Restate, word for word, every line of the data.
===== Data provided =====
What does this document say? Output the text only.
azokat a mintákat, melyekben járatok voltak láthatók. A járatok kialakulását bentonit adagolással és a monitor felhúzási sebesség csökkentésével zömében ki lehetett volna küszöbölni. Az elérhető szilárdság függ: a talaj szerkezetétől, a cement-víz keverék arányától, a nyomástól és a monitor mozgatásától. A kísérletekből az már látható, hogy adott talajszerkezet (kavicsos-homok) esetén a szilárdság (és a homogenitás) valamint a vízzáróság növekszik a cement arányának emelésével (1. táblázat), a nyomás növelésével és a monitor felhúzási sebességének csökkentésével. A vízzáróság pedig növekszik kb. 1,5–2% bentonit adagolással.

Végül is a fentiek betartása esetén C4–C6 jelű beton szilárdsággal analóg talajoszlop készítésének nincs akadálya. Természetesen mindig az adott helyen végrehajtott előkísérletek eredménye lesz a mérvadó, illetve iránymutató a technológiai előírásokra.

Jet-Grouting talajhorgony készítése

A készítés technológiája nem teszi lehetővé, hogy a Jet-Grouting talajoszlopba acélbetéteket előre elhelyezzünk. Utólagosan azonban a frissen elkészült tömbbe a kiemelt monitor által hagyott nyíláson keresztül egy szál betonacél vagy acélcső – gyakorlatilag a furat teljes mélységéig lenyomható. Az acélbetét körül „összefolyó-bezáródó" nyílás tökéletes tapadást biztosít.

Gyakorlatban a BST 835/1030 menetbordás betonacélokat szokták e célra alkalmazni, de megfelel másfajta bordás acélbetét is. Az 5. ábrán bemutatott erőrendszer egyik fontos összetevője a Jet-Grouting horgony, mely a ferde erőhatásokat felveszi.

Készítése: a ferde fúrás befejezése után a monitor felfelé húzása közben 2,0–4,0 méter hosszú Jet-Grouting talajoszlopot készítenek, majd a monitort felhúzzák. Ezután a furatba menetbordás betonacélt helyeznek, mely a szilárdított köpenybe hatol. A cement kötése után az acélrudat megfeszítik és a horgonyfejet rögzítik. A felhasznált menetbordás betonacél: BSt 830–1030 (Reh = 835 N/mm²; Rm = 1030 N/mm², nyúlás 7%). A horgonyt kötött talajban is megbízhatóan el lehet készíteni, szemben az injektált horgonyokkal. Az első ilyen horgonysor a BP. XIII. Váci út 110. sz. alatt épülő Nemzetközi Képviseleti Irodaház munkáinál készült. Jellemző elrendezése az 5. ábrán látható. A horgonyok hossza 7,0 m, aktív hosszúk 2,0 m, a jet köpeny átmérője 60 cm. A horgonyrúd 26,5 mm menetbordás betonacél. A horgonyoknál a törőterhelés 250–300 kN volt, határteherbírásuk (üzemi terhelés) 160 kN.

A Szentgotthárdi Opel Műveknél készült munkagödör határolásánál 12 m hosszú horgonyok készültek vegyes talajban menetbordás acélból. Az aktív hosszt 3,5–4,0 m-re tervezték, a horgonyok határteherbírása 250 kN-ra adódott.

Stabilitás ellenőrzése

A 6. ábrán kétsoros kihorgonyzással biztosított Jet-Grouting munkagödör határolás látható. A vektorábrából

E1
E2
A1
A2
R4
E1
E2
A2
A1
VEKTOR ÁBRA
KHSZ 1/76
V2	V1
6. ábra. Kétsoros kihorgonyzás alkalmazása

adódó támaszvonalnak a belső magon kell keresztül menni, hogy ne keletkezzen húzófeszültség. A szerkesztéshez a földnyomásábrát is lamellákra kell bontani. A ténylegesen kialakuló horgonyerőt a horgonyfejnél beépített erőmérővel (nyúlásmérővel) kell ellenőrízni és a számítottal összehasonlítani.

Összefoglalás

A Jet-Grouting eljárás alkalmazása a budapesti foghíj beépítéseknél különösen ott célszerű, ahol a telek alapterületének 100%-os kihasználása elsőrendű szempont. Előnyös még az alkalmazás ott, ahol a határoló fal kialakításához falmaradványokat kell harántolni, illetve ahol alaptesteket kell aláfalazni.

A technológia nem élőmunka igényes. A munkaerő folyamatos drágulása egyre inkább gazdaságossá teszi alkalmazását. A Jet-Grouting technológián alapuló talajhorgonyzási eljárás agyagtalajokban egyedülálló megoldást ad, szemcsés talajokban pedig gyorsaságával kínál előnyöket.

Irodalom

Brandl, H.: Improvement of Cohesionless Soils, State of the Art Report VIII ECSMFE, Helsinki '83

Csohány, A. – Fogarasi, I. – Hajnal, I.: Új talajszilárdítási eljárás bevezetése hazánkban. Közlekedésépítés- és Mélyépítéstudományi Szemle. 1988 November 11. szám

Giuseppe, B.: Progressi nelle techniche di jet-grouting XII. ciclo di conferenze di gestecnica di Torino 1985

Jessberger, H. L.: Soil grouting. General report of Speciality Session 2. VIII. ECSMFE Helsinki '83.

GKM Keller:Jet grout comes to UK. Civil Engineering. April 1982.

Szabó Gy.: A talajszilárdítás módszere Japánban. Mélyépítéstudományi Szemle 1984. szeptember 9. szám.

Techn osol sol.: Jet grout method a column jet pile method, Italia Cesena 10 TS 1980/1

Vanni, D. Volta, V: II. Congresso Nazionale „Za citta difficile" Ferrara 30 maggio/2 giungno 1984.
=====
### The answer:
What does this document say? Output the text only.
azokat a mintákat, melyekben járatok voltak láthatók. A járatok kialakulását bentonit adagolással és a monitor felhúzási sebesség csökkentésével zömében ki lehetett volna küszöbölni. Az elérhető szilárdság függ: a talaj szerkezetétől, a cement-víz keverék arányától, a nyomástól és a monitor mozgatásától. A kísérletekből az már látható, hogy adott talajszerkezet (kavicsos-homok) esetén a szilárdság (és a homogenitás) valamint a vízzáróság növekszik a cement arányának emelésével (1. táblázat), a nyomás növelésével és a monitor felhúzási sebességének csökkentésével. A vízzáróság pedig növekszik kb. 1,5–2% bentonit adagolással.

Végül is a fentiek betartása esetén C4–C6 jelű beton szilárdsággal analóg talajoszlop készítésének nincs akadálya. Természetesen mindig az adott helyen végrehajtott előkísérletek eredménye lesz a mérvadó, illetve iránymutató a technológiai előírásokra.

Jet-Grouting talajhorgony készítése

A készítés technológiája nem teszi lehetővé, hogy a Jet-Grouting talajoszlopba acélbetéteket előre elhelyezzünk. Utólagosan azonban a frissen elkészült tömbbe a kiemelt monitor által hagyott nyíláson keresztül egy szál betonacél vagy acélcső – gyakorlatilag a furat teljes mélységéig lenyomható. Az acélbetét körül „összefolyó-bezáródó" nyílás tökéletes tapadást biztosít.

Gyakorlatban a BST 835/1030 menetbordás betonacélokat szokták e célra alkalmazni, de megfelel másfajta bordás acélbetét is. Az 5. ábrán bemutatott erőrendszer egyik fontos összetevője a Jet-Grouting horgony, mely a ferde erőhatásokat felveszi.

Készítése: a ferde fúrás befejezése után a monitor felfelé húzása közben 2,0–4,0 méter hosszú Jet-Grouting talajoszlopot készítenek, majd a monitort felhúzzák. Ezután a furatba menetbordás betonacélt helyeznek, mely a szilárdított köpenybe hatol. A cement kötése után az acélrudat megfeszítik és a horgonyfejet rögzítik. A felhasznált menetbordás betonacél: BSt 830–1030 (Reh = 835 N/mm²; Rm = 1030 N/mm², nyúlás 7%). A horgonyt kötött talajban is megbízhatóan el lehet készíteni, szemben az injektált horgonyokkal. Az első ilyen horgonysor a BP. XIII. Váci út 110. sz. alatt épülő Nemzetközi Képviseleti Irodaház munkáinál készült. Jellemző elrendezése az 5. ábrán látható. A horgonyok hossza 7,0 m, aktív hosszúk 2,0 m, a jet köpeny átmérője 60 cm. A horgonyrúd 26,5 mm menetbordás betonacél. A horgonyoknál a törőterhelés 250–300 kN volt, határteherbírásuk (üzemi terhelés) 160 kN.

A Szentgotthárdi Opel Műveknél készült munkagödör határolásánál 12 m hosszú horgonyok készültek vegyes talajban menetbordás acélból. Az aktív hosszt 3,5–4,0 m-re tervezték, a horgonyok határteherbírása 250 kN-ra adódott.

Stabilitás ellenőrzése

A 6. ábrán kétsoros kihorgonyzással biztosított Jet-Grouting munkagödör határolás látható. A vektorábrából

E1
E2
A1
A2
R4
E1
E2
A2
A1
VEKTOR ÁBRA
KHSZ 1/76
V2	V1
6. ábra. Kétsoros kihorgonyzás alkalmazása

adódó támaszvonalnak a belső magon kell keresztül menni, hogy ne keletkezzen húzófeszültség. A szerkesztéshez a földnyomásábrát is lamellákra kell bontani. A ténylegesen kialakuló horgonyerőt a horgonyfejnél beépített erőmérővel (nyúlásmérővel) kell ellenőrízni és a számítottal összehasonlítani.

Összefoglalás

A Jet-Grouting eljárás alkalmazása a budapesti foghíj beépítéseknél különösen ott célszerű, ahol a telek alapterületének 100%-os kihasználása elsőrendű szempont. Előnyös még az alkalmazás ott, ahol a határoló fal kialakításához falmaradványokat kell harántolni, illetve ahol alaptesteket kell aláfalazni.

A technológia nem élőmunka igényes. A munkaerő folyamatos drágulása egyre inkább gazdaságossá teszi alkalmazását. A Jet-Grouting technológián alapuló talajhorgonyzási eljárás agyagtalajokban egyedülálló megoldást ad, szemcsés talajokban pedig gyorsaságával kínál előnyöket.

Irodalom

Brandl, H.: Improvement of Cohesionless Soils, State of the Art Report VIII ECSMFE, Helsinki '83

Csohány, A. – Fogarasi, I. – Hajnal, I.: Új talajszilárdítási eljárás bevezetése hazánkban. Közlekedésépítés- és Mélyépítéstudományi Szemle. 1988 November 11. szám

Giuseppe, B.: Progressi nelle techniche di jet-grouting XII. ciclo di conferenze di gestecnica di Torino 1985

Jessberger, H. L.: Soil grouting. General report of Speciality Session 2. VIII. ECSMFE Helsinki '83.

GKM Keller:Jet grout comes to UK. Civil Engineering. April 1982.

Szabó Gy.: A talajszilárdítás módszere Japánban. Mélyépítéstudományi Szemle 1984. szeptember 9. szám.

Techn osol sol.: Jet grout method a column jet pile method, Italia Cesena 10 TS 1980/1

Vanni, D. Volta, V: II. Congresso Nazionale „Za citta difficile" Ferrara 30 maggio/2 giungno 1984.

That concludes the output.